(Stored data)
|---|

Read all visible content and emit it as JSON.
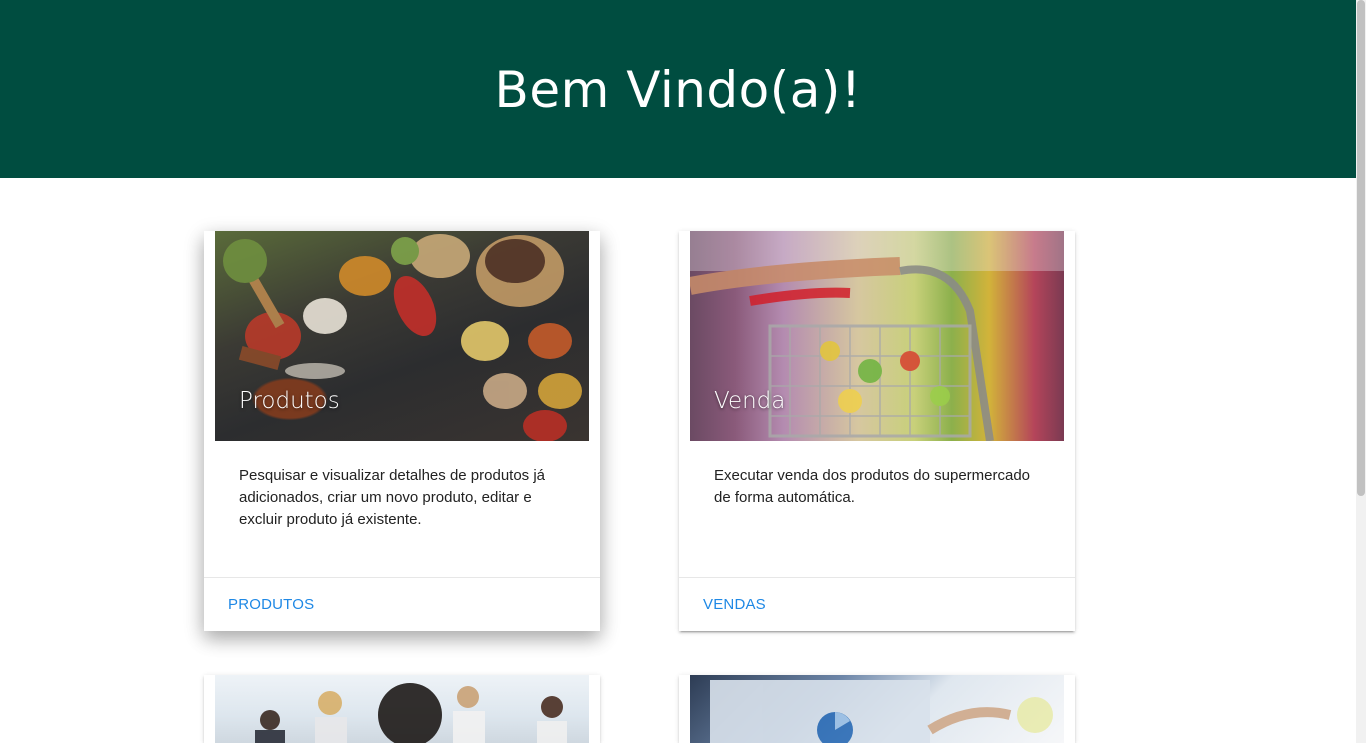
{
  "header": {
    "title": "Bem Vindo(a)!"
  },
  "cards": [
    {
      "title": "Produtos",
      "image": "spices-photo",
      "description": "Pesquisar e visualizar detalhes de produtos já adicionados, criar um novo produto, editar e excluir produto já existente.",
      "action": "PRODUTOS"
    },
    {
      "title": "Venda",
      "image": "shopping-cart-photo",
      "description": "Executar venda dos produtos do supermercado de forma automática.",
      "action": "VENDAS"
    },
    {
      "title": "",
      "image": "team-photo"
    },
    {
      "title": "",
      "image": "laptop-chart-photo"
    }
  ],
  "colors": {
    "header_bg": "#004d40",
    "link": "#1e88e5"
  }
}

|---|

* [Task to complete] All of the entries above should be duplicated exactly, except for the pictures.

* [Exercise response]
Read all visible content and emit it as JSON.
{
  "header": {
    "title": "Bem Vindo(a)!"
  },
  "cards": [
    {
      "title": "Produtos",
      "image": "spices-photo",
      "description": "Pesquisar e visualizar detalhes de produtos já adicionados, criar um novo produto, editar e excluir produto já existente.",
      "action": "PRODUTOS"
    },
    {
      "title": "Venda",
      "image": "shopping-cart-photo",
      "description": "Executar venda dos produtos do supermercado de forma automática.",
      "action": "VENDAS"
    },
    {
      "title": "",
      "image": "team-photo"
    },
    {
      "title": "",
      "image": "laptop-chart-photo"
    }
  ],
  "colors": {
    "header_bg": "#004d40",
    "link": "#1e88e5"
  }
}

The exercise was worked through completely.